Work to be completed: Will you transcribe all the entries word for word, skipping the pictures they hold?

— START Material for the task —

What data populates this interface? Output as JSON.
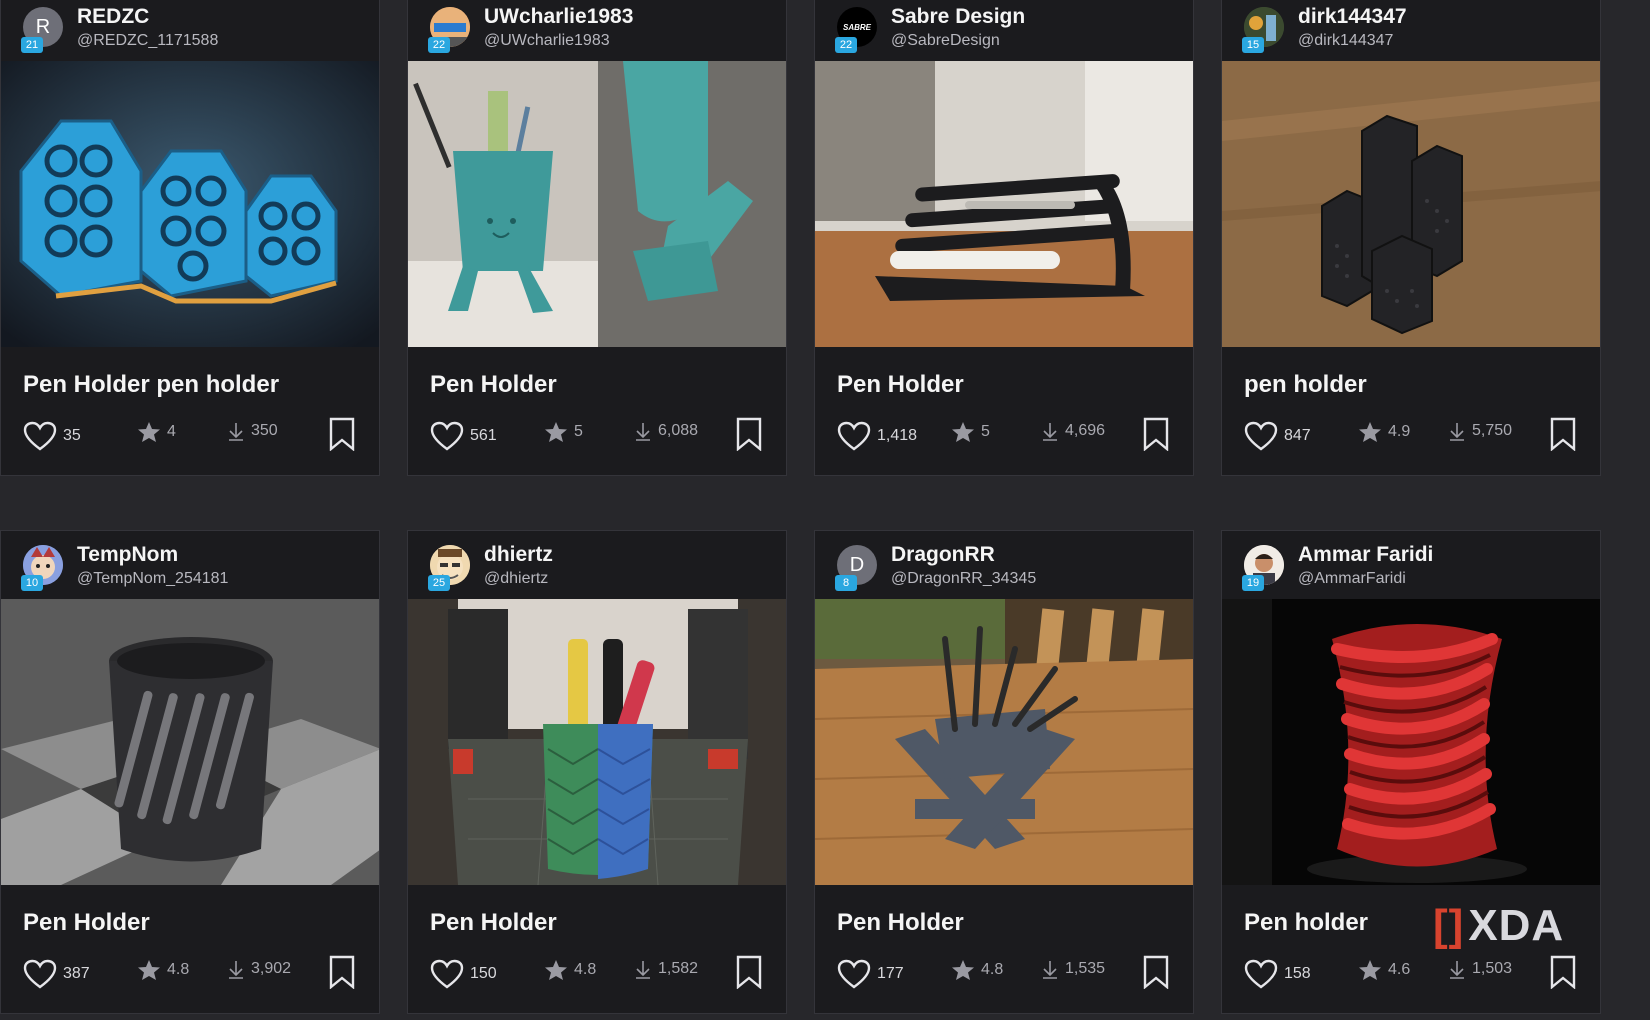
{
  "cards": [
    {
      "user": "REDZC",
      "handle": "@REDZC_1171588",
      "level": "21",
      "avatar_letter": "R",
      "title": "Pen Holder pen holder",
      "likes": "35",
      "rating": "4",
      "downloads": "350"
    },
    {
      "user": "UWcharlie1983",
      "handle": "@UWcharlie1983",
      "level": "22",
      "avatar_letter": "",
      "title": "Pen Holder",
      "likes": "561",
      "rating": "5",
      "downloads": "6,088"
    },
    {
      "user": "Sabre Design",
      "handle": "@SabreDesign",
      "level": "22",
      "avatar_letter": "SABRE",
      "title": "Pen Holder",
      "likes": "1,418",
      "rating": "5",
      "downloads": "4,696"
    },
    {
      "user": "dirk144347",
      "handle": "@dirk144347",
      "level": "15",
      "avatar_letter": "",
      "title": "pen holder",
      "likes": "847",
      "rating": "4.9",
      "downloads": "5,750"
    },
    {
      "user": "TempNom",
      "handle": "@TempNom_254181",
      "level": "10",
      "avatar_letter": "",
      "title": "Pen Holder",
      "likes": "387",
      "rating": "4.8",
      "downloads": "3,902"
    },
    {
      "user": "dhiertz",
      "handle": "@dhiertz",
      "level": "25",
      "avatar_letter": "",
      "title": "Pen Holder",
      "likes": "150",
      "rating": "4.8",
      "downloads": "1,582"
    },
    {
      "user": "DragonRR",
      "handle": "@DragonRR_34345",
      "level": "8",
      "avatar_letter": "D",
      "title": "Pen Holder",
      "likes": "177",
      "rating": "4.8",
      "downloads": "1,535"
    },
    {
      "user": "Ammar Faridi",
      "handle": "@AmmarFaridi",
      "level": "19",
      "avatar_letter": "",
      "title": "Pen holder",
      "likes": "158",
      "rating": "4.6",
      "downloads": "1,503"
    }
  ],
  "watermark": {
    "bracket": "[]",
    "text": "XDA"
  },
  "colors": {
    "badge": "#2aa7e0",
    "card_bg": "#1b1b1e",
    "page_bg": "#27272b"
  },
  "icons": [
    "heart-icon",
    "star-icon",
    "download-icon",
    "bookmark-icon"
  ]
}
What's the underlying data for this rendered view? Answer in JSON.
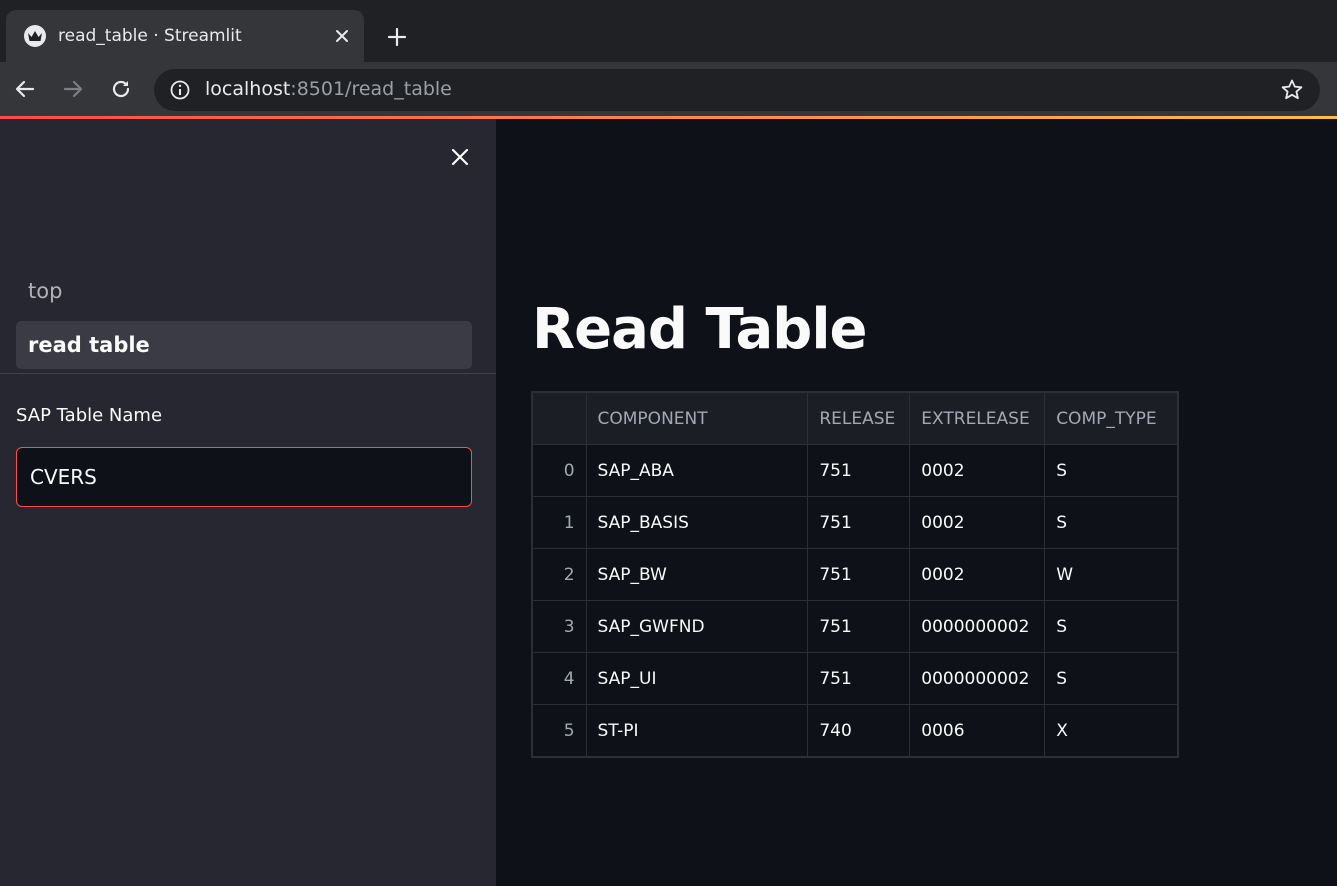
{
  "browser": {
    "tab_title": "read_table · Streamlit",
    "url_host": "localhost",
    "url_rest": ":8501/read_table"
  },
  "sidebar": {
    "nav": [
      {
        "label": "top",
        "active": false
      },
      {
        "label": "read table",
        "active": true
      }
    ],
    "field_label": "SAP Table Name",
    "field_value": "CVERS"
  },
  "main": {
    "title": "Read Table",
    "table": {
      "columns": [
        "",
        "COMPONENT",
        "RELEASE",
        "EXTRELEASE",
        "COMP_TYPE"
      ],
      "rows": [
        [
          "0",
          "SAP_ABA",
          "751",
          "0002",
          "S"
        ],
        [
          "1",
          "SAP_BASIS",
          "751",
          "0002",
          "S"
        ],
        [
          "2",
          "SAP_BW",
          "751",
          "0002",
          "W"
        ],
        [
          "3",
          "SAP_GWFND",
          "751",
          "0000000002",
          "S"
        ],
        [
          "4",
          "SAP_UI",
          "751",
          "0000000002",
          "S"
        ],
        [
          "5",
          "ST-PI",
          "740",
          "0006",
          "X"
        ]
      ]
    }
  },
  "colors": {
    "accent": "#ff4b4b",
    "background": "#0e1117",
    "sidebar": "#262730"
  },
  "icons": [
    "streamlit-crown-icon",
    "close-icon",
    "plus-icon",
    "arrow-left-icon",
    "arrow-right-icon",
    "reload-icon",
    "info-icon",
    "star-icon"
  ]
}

— END Material for the task —

Response to the task:
What data populates this interface? Output as JSON.
{
  "cards": [
    {
      "user": "REDZC",
      "handle": "@REDZC_1171588",
      "level": "21",
      "avatar_letter": "R",
      "title": "Pen Holder pen holder",
      "likes": "35",
      "rating": "4",
      "downloads": "350"
    },
    {
      "user": "UWcharlie1983",
      "handle": "@UWcharlie1983",
      "level": "22",
      "avatar_letter": "",
      "title": "Pen Holder",
      "likes": "561",
      "rating": "5",
      "downloads": "6,088"
    },
    {
      "user": "Sabre Design",
      "handle": "@SabreDesign",
      "level": "22",
      "avatar_letter": "SABRE",
      "title": "Pen Holder",
      "likes": "1,418",
      "rating": "5",
      "downloads": "4,696"
    },
    {
      "user": "dirk144347",
      "handle": "@dirk144347",
      "level": "15",
      "avatar_letter": "",
      "title": "pen holder",
      "likes": "847",
      "rating": "4.9",
      "downloads": "5,750"
    },
    {
      "user": "TempNom",
      "handle": "@TempNom_254181",
      "level": "10",
      "avatar_letter": "",
      "title": "Pen Holder",
      "likes": "387",
      "rating": "4.8",
      "downloads": "3,902"
    },
    {
      "user": "dhiertz",
      "handle": "@dhiertz",
      "level": "25",
      "avatar_letter": "",
      "title": "Pen Holder",
      "likes": "150",
      "rating": "4.8",
      "downloads": "1,582"
    },
    {
      "user": "DragonRR",
      "handle": "@DragonRR_34345",
      "level": "8",
      "avatar_letter": "D",
      "title": "Pen Holder",
      "likes": "177",
      "rating": "4.8",
      "downloads": "1,535"
    },
    {
      "user": "Ammar Faridi",
      "handle": "@AmmarFaridi",
      "level": "19",
      "avatar_letter": "",
      "title": "Pen holder",
      "likes": "158",
      "rating": "4.6",
      "downloads": "1,503"
    }
  ],
  "watermark": {
    "bracket": "[]",
    "text": "XDA"
  },
  "colors": {
    "badge": "#2aa7e0",
    "card_bg": "#1b1b1e",
    "page_bg": "#27272b"
  },
  "icons": [
    "heart-icon",
    "star-icon",
    "download-icon",
    "bookmark-icon"
  ]
}
What's the underlying data for this rendered view? Answer in JSON.
{
  "browser": {
    "tab_title": "read_table · Streamlit",
    "url_host": "localhost",
    "url_rest": ":8501/read_table"
  },
  "sidebar": {
    "nav": [
      {
        "label": "top",
        "active": false
      },
      {
        "label": "read table",
        "active": true
      }
    ],
    "field_label": "SAP Table Name",
    "field_value": "CVERS"
  },
  "main": {
    "title": "Read Table",
    "table": {
      "columns": [
        "",
        "COMPONENT",
        "RELEASE",
        "EXTRELEASE",
        "COMP_TYPE"
      ],
      "rows": [
        [
          "0",
          "SAP_ABA",
          "751",
          "0002",
          "S"
        ],
        [
          "1",
          "SAP_BASIS",
          "751",
          "0002",
          "S"
        ],
        [
          "2",
          "SAP_BW",
          "751",
          "0002",
          "W"
        ],
        [
          "3",
          "SAP_GWFND",
          "751",
          "0000000002",
          "S"
        ],
        [
          "4",
          "SAP_UI",
          "751",
          "0000000002",
          "S"
        ],
        [
          "5",
          "ST-PI",
          "740",
          "0006",
          "X"
        ]
      ]
    }
  },
  "colors": {
    "accent": "#ff4b4b",
    "background": "#0e1117",
    "sidebar": "#262730"
  },
  "icons": [
    "streamlit-crown-icon",
    "close-icon",
    "plus-icon",
    "arrow-left-icon",
    "arrow-right-icon",
    "reload-icon",
    "info-icon",
    "star-icon"
  ]
}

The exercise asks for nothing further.